◆ **Written request**:
How many lines in the records below hold the string "Janna"? Answer with the number alone.

────────────────────

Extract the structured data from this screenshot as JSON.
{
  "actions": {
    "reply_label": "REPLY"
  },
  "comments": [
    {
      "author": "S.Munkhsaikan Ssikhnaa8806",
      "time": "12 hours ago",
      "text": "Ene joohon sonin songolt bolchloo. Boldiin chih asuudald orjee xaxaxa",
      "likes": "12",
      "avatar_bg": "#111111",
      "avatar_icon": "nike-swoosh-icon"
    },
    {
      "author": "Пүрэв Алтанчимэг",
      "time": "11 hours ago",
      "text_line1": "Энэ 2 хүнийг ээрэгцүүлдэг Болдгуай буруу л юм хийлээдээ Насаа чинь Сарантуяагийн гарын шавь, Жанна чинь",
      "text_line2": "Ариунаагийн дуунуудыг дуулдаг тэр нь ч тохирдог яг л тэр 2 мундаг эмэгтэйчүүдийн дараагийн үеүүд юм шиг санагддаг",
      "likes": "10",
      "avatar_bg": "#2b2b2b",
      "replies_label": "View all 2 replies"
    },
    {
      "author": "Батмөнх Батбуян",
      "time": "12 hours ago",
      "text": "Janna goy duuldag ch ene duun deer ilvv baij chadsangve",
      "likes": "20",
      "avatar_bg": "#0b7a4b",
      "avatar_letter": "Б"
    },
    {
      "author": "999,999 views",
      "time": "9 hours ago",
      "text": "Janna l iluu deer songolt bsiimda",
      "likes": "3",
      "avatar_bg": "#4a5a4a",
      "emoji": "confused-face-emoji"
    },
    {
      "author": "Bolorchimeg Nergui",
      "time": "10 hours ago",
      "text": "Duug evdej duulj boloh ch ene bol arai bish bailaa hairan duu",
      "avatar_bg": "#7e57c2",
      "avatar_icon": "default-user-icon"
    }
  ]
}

────────────────────

◆ **Answer to this exercise**:
2